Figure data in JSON
[BEGIN]

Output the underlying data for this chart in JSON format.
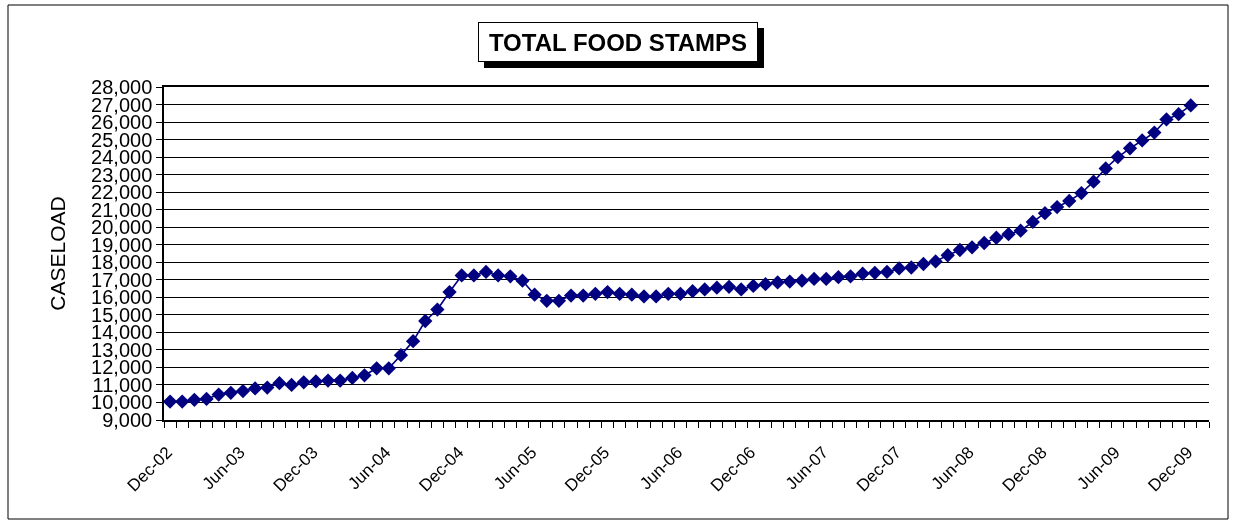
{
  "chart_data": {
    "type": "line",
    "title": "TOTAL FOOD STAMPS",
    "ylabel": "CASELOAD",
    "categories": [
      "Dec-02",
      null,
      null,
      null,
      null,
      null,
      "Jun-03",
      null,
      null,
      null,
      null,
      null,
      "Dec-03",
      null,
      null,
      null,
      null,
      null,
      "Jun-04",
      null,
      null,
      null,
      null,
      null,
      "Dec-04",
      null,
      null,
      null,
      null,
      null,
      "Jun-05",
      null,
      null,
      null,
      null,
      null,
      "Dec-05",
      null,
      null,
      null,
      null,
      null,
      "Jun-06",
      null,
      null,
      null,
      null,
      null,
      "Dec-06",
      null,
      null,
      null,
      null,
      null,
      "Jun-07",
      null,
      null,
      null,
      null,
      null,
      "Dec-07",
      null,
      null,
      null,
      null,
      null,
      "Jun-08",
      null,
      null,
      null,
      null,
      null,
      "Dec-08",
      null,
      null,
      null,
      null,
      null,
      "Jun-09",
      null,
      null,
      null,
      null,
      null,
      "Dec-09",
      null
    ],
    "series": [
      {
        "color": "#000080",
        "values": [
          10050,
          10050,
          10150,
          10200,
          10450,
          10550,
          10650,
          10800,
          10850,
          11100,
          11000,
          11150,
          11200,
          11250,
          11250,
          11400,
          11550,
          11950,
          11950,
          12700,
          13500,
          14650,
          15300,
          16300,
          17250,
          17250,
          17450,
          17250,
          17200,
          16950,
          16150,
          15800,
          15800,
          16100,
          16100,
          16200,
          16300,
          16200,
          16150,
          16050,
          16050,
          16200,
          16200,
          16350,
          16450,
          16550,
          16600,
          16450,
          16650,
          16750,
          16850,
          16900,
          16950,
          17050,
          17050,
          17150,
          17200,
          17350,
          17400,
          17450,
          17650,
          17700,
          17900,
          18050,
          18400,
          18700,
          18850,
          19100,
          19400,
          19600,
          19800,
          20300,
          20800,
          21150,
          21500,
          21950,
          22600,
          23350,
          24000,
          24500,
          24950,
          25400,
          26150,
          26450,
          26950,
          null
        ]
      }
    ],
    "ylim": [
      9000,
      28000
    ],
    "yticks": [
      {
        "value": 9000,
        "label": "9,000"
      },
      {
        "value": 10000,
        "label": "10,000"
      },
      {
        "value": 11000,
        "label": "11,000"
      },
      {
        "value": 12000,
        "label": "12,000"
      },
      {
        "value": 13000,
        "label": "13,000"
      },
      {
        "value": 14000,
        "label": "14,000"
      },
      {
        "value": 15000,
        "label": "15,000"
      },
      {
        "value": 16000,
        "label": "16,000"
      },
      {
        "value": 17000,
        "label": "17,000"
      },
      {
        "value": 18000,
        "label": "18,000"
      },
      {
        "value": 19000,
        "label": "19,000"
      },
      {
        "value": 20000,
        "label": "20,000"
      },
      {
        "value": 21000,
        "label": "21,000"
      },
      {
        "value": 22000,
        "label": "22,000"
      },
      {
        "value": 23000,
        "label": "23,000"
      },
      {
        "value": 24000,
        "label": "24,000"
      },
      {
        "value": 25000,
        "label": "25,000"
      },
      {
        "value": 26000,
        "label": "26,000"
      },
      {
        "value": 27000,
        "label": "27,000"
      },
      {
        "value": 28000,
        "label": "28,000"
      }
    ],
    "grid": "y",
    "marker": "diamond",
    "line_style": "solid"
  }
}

[END]

Reproduce all of the data exactly, omitting each picture it holds.

Output the underlying data for this chart in JSON format.
{
  "chart_data": {
    "type": "line",
    "title": "TOTAL FOOD STAMPS",
    "ylabel": "CASELOAD",
    "categories": [
      "Dec-02",
      null,
      null,
      null,
      null,
      null,
      "Jun-03",
      null,
      null,
      null,
      null,
      null,
      "Dec-03",
      null,
      null,
      null,
      null,
      null,
      "Jun-04",
      null,
      null,
      null,
      null,
      null,
      "Dec-04",
      null,
      null,
      null,
      null,
      null,
      "Jun-05",
      null,
      null,
      null,
      null,
      null,
      "Dec-05",
      null,
      null,
      null,
      null,
      null,
      "Jun-06",
      null,
      null,
      null,
      null,
      null,
      "Dec-06",
      null,
      null,
      null,
      null,
      null,
      "Jun-07",
      null,
      null,
      null,
      null,
      null,
      "Dec-07",
      null,
      null,
      null,
      null,
      null,
      "Jun-08",
      null,
      null,
      null,
      null,
      null,
      "Dec-08",
      null,
      null,
      null,
      null,
      null,
      "Jun-09",
      null,
      null,
      null,
      null,
      null,
      "Dec-09",
      null
    ],
    "series": [
      {
        "color": "#000080",
        "values": [
          10050,
          10050,
          10150,
          10200,
          10450,
          10550,
          10650,
          10800,
          10850,
          11100,
          11000,
          11150,
          11200,
          11250,
          11250,
          11400,
          11550,
          11950,
          11950,
          12700,
          13500,
          14650,
          15300,
          16300,
          17250,
          17250,
          17450,
          17250,
          17200,
          16950,
          16150,
          15800,
          15800,
          16100,
          16100,
          16200,
          16300,
          16200,
          16150,
          16050,
          16050,
          16200,
          16200,
          16350,
          16450,
          16550,
          16600,
          16450,
          16650,
          16750,
          16850,
          16900,
          16950,
          17050,
          17050,
          17150,
          17200,
          17350,
          17400,
          17450,
          17650,
          17700,
          17900,
          18050,
          18400,
          18700,
          18850,
          19100,
          19400,
          19600,
          19800,
          20300,
          20800,
          21150,
          21500,
          21950,
          22600,
          23350,
          24000,
          24500,
          24950,
          25400,
          26150,
          26450,
          26950,
          null
        ]
      }
    ],
    "ylim": [
      9000,
      28000
    ],
    "yticks": [
      {
        "value": 9000,
        "label": "9,000"
      },
      {
        "value": 10000,
        "label": "10,000"
      },
      {
        "value": 11000,
        "label": "11,000"
      },
      {
        "value": 12000,
        "label": "12,000"
      },
      {
        "value": 13000,
        "label": "13,000"
      },
      {
        "value": 14000,
        "label": "14,000"
      },
      {
        "value": 15000,
        "label": "15,000"
      },
      {
        "value": 16000,
        "label": "16,000"
      },
      {
        "value": 17000,
        "label": "17,000"
      },
      {
        "value": 18000,
        "label": "18,000"
      },
      {
        "value": 19000,
        "label": "19,000"
      },
      {
        "value": 20000,
        "label": "20,000"
      },
      {
        "value": 21000,
        "label": "21,000"
      },
      {
        "value": 22000,
        "label": "22,000"
      },
      {
        "value": 23000,
        "label": "23,000"
      },
      {
        "value": 24000,
        "label": "24,000"
      },
      {
        "value": 25000,
        "label": "25,000"
      },
      {
        "value": 26000,
        "label": "26,000"
      },
      {
        "value": 27000,
        "label": "27,000"
      },
      {
        "value": 28000,
        "label": "28,000"
      }
    ],
    "grid": "y",
    "marker": "diamond",
    "line_style": "solid"
  }
}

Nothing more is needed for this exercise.